Job: Set down the records once more, please, exactly and with the pictures left out.

Collected data entries
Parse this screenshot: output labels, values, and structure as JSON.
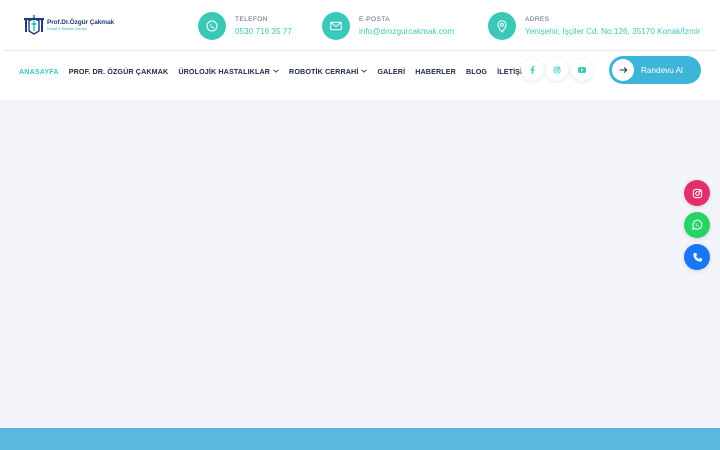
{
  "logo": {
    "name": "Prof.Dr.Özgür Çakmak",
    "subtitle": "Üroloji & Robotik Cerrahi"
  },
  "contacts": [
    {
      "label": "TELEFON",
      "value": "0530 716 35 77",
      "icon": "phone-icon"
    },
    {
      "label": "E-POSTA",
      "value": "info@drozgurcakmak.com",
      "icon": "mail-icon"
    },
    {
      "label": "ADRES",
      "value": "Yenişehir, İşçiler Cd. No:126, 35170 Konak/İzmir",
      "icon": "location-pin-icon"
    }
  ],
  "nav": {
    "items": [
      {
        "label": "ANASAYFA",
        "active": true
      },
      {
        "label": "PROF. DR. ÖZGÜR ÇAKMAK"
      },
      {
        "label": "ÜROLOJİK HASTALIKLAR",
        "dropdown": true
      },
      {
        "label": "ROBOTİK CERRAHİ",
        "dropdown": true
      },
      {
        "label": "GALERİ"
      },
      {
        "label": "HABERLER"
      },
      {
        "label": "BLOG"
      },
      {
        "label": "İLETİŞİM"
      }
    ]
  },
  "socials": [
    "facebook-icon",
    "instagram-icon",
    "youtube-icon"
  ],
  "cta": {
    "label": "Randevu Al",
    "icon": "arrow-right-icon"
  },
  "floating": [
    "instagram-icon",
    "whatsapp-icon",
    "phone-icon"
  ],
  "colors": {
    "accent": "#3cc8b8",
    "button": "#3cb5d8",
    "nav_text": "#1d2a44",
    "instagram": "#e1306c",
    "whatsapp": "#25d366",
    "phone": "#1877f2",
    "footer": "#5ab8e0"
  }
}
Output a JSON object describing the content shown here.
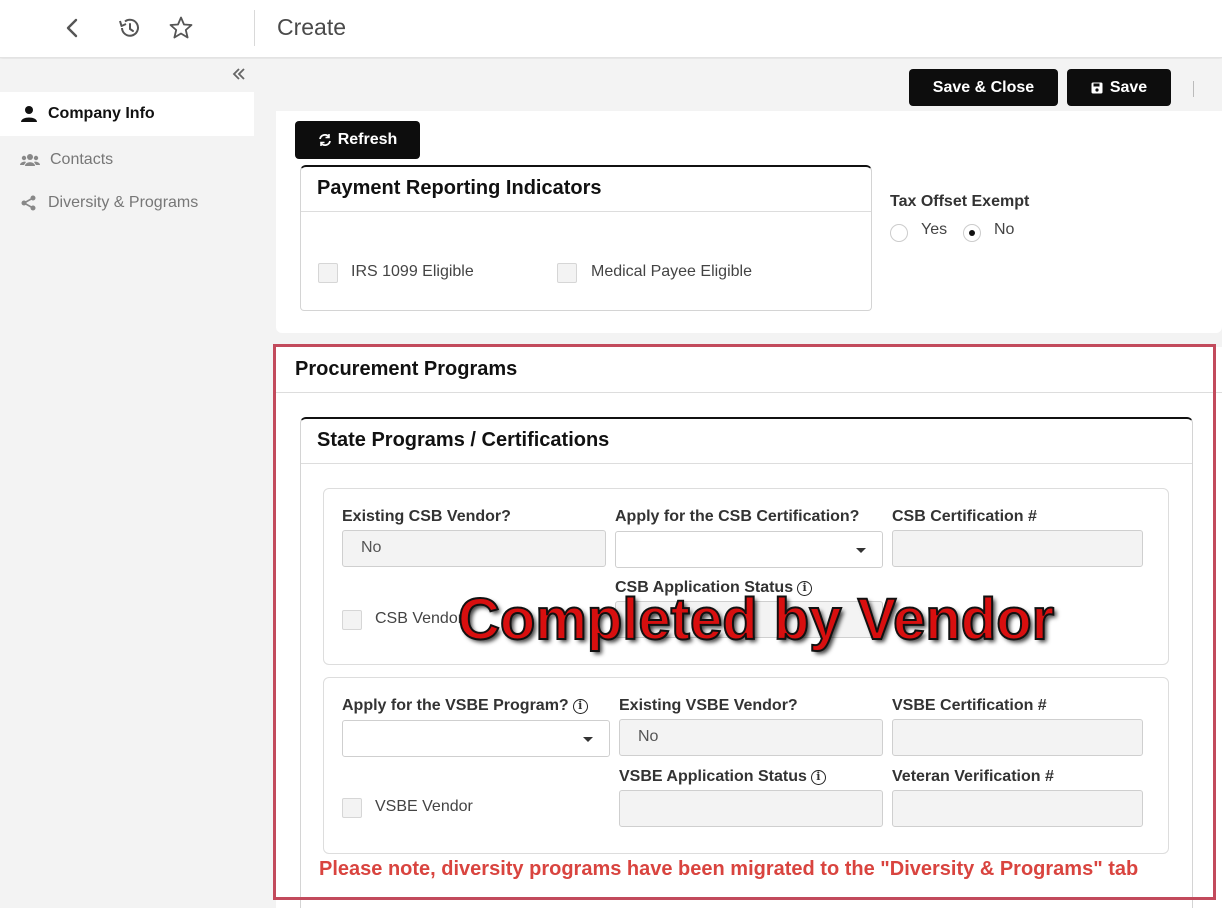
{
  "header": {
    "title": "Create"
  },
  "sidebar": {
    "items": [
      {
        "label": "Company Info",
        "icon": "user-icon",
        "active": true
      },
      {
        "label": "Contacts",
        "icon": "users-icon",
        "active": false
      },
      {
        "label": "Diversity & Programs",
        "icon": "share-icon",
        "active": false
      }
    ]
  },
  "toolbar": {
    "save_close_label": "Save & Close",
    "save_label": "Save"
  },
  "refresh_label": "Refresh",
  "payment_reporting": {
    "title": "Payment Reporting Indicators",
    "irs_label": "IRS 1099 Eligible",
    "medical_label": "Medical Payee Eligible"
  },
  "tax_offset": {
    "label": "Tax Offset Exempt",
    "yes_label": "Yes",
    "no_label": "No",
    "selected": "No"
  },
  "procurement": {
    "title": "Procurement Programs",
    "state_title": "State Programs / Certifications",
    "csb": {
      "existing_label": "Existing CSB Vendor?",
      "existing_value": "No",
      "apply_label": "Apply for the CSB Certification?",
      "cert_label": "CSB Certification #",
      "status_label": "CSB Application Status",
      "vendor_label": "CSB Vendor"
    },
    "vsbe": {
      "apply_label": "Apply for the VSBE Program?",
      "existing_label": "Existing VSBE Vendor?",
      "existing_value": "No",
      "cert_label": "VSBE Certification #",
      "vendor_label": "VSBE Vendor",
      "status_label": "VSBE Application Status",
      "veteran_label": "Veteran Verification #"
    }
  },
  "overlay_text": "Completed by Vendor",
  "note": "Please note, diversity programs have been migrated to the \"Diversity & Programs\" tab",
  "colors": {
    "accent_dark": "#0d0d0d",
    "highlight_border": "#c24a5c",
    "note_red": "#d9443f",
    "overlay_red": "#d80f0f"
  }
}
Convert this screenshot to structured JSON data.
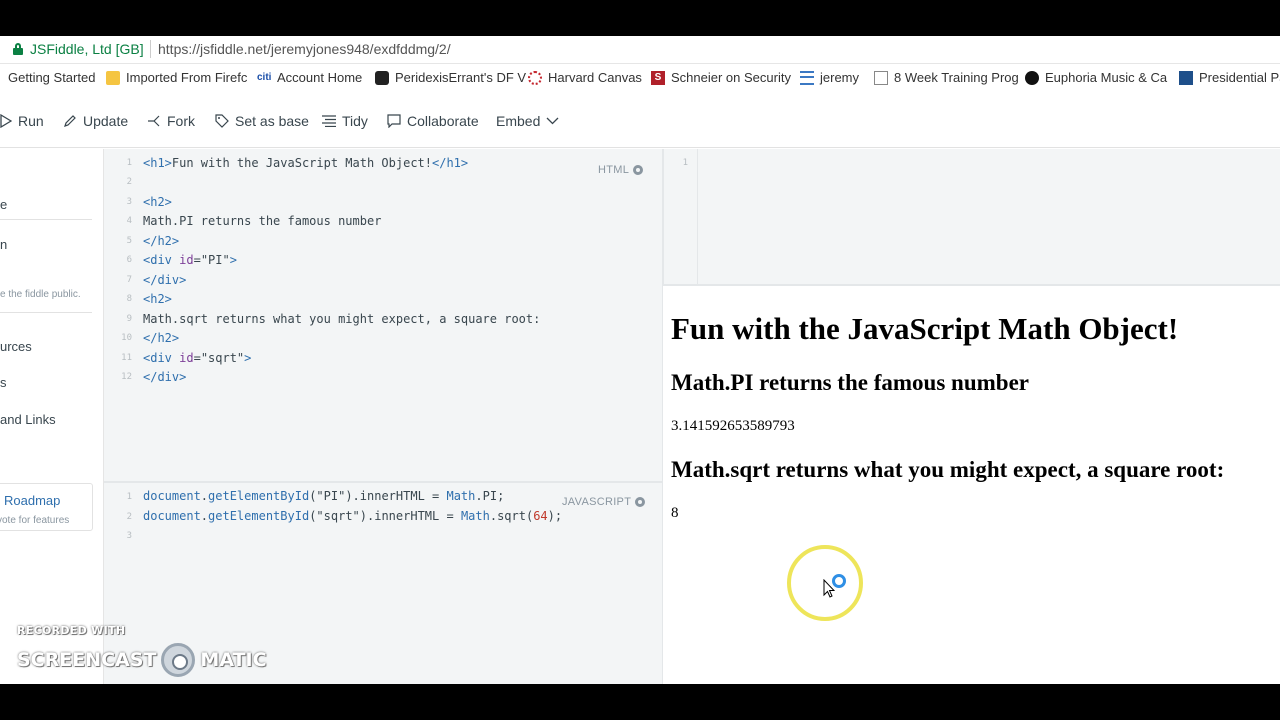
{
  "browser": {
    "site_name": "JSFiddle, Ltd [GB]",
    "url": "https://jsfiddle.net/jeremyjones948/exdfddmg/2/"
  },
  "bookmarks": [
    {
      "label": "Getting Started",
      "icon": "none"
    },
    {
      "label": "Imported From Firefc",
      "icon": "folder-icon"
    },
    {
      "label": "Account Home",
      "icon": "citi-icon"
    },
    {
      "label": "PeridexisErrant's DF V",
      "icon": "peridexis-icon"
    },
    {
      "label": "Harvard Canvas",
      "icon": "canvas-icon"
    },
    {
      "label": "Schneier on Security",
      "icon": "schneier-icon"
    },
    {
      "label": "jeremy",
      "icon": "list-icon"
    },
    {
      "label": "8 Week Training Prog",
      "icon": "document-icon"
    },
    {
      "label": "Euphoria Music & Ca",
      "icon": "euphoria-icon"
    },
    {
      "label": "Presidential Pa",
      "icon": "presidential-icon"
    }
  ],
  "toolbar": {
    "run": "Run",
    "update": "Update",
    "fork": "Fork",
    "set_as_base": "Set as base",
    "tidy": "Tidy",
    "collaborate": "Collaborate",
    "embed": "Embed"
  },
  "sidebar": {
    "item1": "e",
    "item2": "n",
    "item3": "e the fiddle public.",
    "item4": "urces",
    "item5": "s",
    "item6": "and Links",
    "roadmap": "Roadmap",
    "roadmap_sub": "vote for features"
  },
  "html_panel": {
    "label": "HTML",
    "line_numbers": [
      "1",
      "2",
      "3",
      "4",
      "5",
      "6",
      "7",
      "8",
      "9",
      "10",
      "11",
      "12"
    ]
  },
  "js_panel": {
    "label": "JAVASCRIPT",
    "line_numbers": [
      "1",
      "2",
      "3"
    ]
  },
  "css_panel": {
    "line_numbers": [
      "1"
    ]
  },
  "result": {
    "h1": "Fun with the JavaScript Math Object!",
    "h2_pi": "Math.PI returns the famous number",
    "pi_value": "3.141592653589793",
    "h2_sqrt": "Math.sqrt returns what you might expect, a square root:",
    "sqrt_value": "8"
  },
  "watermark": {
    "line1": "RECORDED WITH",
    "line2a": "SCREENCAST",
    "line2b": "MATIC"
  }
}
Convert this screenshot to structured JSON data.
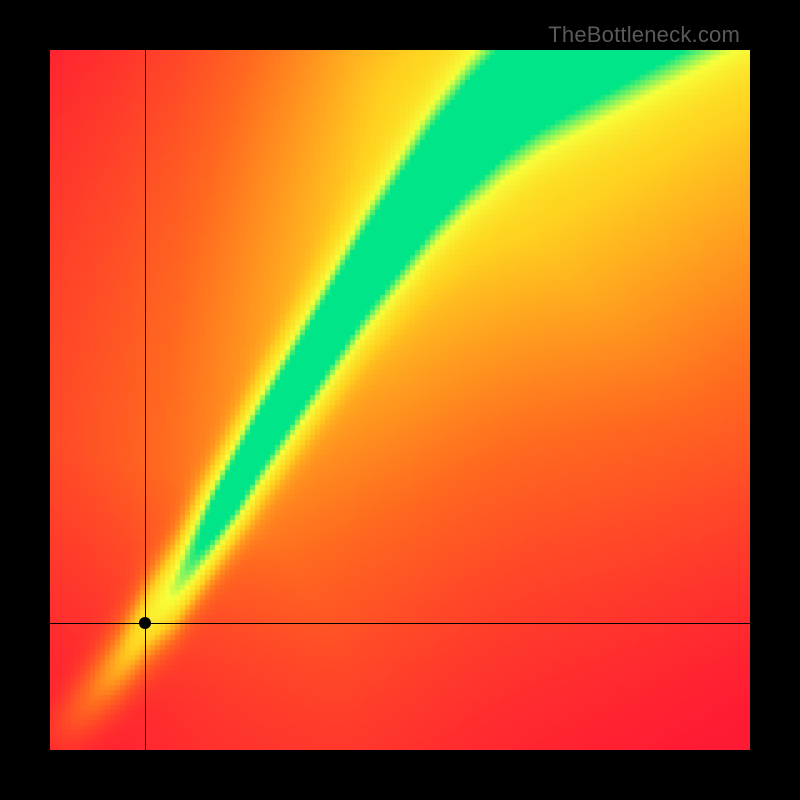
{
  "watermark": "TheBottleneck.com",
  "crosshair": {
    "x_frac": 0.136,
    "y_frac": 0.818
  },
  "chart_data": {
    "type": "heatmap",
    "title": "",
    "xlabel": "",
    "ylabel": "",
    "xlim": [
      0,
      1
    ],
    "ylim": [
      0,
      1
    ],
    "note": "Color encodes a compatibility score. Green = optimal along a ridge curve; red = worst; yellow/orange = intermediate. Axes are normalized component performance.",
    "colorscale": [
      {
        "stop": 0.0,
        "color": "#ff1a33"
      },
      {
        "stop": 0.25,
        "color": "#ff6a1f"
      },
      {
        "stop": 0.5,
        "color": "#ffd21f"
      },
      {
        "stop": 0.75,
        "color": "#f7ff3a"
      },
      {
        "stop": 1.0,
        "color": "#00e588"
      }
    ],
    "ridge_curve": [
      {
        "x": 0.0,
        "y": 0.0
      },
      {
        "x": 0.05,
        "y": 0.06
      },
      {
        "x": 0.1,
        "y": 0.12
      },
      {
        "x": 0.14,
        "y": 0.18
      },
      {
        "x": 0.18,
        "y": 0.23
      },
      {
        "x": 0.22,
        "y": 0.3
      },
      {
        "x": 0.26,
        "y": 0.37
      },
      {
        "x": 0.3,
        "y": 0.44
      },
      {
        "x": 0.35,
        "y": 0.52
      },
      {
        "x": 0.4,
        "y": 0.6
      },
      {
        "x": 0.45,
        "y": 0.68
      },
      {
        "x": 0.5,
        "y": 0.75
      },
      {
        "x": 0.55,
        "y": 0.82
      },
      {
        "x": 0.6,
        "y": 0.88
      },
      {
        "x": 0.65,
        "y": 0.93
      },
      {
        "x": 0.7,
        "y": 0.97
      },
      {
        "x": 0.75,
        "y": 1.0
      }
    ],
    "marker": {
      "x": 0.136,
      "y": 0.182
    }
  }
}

Answer in full:
Parse this screenshot: output labels, values, and structure as JSON.
{
  "logo": {
    "name": "Prof.Dr.Özgür Çakmak",
    "subtitle": "Üroloji & Robotik Cerrahi"
  },
  "contacts": [
    {
      "label": "TELEFON",
      "value": "0530 716 35 77",
      "icon": "phone-icon"
    },
    {
      "label": "E-POSTA",
      "value": "info@drozgurcakmak.com",
      "icon": "mail-icon"
    },
    {
      "label": "ADRES",
      "value": "Yenişehir, İşçiler Cd. No:126, 35170 Konak/İzmir",
      "icon": "location-pin-icon"
    }
  ],
  "nav": {
    "items": [
      {
        "label": "ANASAYFA",
        "active": true
      },
      {
        "label": "PROF. DR. ÖZGÜR ÇAKMAK"
      },
      {
        "label": "ÜROLOJİK HASTALIKLAR",
        "dropdown": true
      },
      {
        "label": "ROBOTİK CERRAHİ",
        "dropdown": true
      },
      {
        "label": "GALERİ"
      },
      {
        "label": "HABERLER"
      },
      {
        "label": "BLOG"
      },
      {
        "label": "İLETİŞİM"
      }
    ]
  },
  "socials": [
    "facebook-icon",
    "instagram-icon",
    "youtube-icon"
  ],
  "cta": {
    "label": "Randevu Al",
    "icon": "arrow-right-icon"
  },
  "floating": [
    "instagram-icon",
    "whatsapp-icon",
    "phone-icon"
  ],
  "colors": {
    "accent": "#3cc8b8",
    "button": "#3cb5d8",
    "nav_text": "#1d2a44",
    "instagram": "#e1306c",
    "whatsapp": "#25d366",
    "phone": "#1877f2",
    "footer": "#5ab8e0"
  }
}
Output a JSON object describing the content shown here.
{
  "header": {
    "title": "Create"
  },
  "sidebar": {
    "items": [
      {
        "label": "Company Info",
        "icon": "user-icon",
        "active": true
      },
      {
        "label": "Contacts",
        "icon": "users-icon",
        "active": false
      },
      {
        "label": "Diversity & Programs",
        "icon": "share-icon",
        "active": false
      }
    ]
  },
  "toolbar": {
    "save_close_label": "Save & Close",
    "save_label": "Save"
  },
  "refresh_label": "Refresh",
  "payment_reporting": {
    "title": "Payment Reporting Indicators",
    "irs_label": "IRS 1099 Eligible",
    "medical_label": "Medical Payee Eligible"
  },
  "tax_offset": {
    "label": "Tax Offset Exempt",
    "yes_label": "Yes",
    "no_label": "No",
    "selected": "No"
  },
  "procurement": {
    "title": "Procurement Programs",
    "state_title": "State Programs / Certifications",
    "csb": {
      "existing_label": "Existing CSB Vendor?",
      "existing_value": "No",
      "apply_label": "Apply for the CSB Certification?",
      "cert_label": "CSB Certification #",
      "status_label": "CSB Application Status",
      "vendor_label": "CSB Vendor"
    },
    "vsbe": {
      "apply_label": "Apply for the VSBE Program?",
      "existing_label": "Existing VSBE Vendor?",
      "existing_value": "No",
      "cert_label": "VSBE Certification #",
      "vendor_label": "VSBE Vendor",
      "status_label": "VSBE Application Status",
      "veteran_label": "Veteran Verification #"
    }
  },
  "overlay_text": "Completed by Vendor",
  "note": "Please note, diversity programs have been migrated to the \"Diversity & Programs\" tab",
  "colors": {
    "accent_dark": "#0d0d0d",
    "highlight_border": "#c24a5c",
    "note_red": "#d9443f",
    "overlay_red": "#d80f0f"
  }
}
Convert this screenshot to structured JSON data.
{
  "browser": {
    "site_name": "JSFiddle, Ltd [GB]",
    "url": "https://jsfiddle.net/jeremyjones948/exdfddmg/2/"
  },
  "bookmarks": [
    {
      "label": "Getting Started",
      "icon": "none"
    },
    {
      "label": "Imported From Firefc",
      "icon": "folder-icon"
    },
    {
      "label": "Account Home",
      "icon": "citi-icon"
    },
    {
      "label": "PeridexisErrant's DF V",
      "icon": "peridexis-icon"
    },
    {
      "label": "Harvard Canvas",
      "icon": "canvas-icon"
    },
    {
      "label": "Schneier on Security",
      "icon": "schneier-icon"
    },
    {
      "label": "jeremy",
      "icon": "list-icon"
    },
    {
      "label": "8 Week Training Prog",
      "icon": "document-icon"
    },
    {
      "label": "Euphoria Music & Ca",
      "icon": "euphoria-icon"
    },
    {
      "label": "Presidential Pa",
      "icon": "presidential-icon"
    }
  ],
  "toolbar": {
    "run": "Run",
    "update": "Update",
    "fork": "Fork",
    "set_as_base": "Set as base",
    "tidy": "Tidy",
    "collaborate": "Collaborate",
    "embed": "Embed"
  },
  "sidebar": {
    "item1": "e",
    "item2": "n",
    "item3": "e the fiddle public.",
    "item4": "urces",
    "item5": "s",
    "item6": "and Links",
    "roadmap": "Roadmap",
    "roadmap_sub": "vote for features"
  },
  "html_panel": {
    "label": "HTML",
    "line_numbers": [
      "1",
      "2",
      "3",
      "4",
      "5",
      "6",
      "7",
      "8",
      "9",
      "10",
      "11",
      "12"
    ]
  },
  "js_panel": {
    "label": "JAVASCRIPT",
    "line_numbers": [
      "1",
      "2",
      "3"
    ]
  },
  "css_panel": {
    "line_numbers": [
      "1"
    ]
  },
  "result": {
    "h1": "Fun with the JavaScript Math Object!",
    "h2_pi": "Math.PI returns the famous number",
    "pi_value": "3.141592653589793",
    "h2_sqrt": "Math.sqrt returns what you might expect, a square root:",
    "sqrt_value": "8"
  },
  "watermark": {
    "line1": "RECORDED WITH",
    "line2a": "SCREENCAST",
    "line2b": "MATIC"
  }
}
Convert this screenshot to structured JSON data.
{
  "watermark": "TheBottleneck.com",
  "crosshair": {
    "x_frac": 0.136,
    "y_frac": 0.818
  },
  "chart_data": {
    "type": "heatmap",
    "title": "",
    "xlabel": "",
    "ylabel": "",
    "xlim": [
      0,
      1
    ],
    "ylim": [
      0,
      1
    ],
    "note": "Color encodes a compatibility score. Green = optimal along a ridge curve; red = worst; yellow/orange = intermediate. Axes are normalized component performance.",
    "colorscale": [
      {
        "stop": 0.0,
        "color": "#ff1a33"
      },
      {
        "stop": 0.25,
        "color": "#ff6a1f"
      },
      {
        "stop": 0.5,
        "color": "#ffd21f"
      },
      {
        "stop": 0.75,
        "color": "#f7ff3a"
      },
      {
        "stop": 1.0,
        "color": "#00e588"
      }
    ],
    "ridge_curve": [
      {
        "x": 0.0,
        "y": 0.0
      },
      {
        "x": 0.05,
        "y": 0.06
      },
      {
        "x": 0.1,
        "y": 0.12
      },
      {
        "x": 0.14,
        "y": 0.18
      },
      {
        "x": 0.18,
        "y": 0.23
      },
      {
        "x": 0.22,
        "y": 0.3
      },
      {
        "x": 0.26,
        "y": 0.37
      },
      {
        "x": 0.3,
        "y": 0.44
      },
      {
        "x": 0.35,
        "y": 0.52
      },
      {
        "x": 0.4,
        "y": 0.6
      },
      {
        "x": 0.45,
        "y": 0.68
      },
      {
        "x": 0.5,
        "y": 0.75
      },
      {
        "x": 0.55,
        "y": 0.82
      },
      {
        "x": 0.6,
        "y": 0.88
      },
      {
        "x": 0.65,
        "y": 0.93
      },
      {
        "x": 0.7,
        "y": 0.97
      },
      {
        "x": 0.75,
        "y": 1.0
      }
    ],
    "marker": {
      "x": 0.136,
      "y": 0.182
    }
  }
}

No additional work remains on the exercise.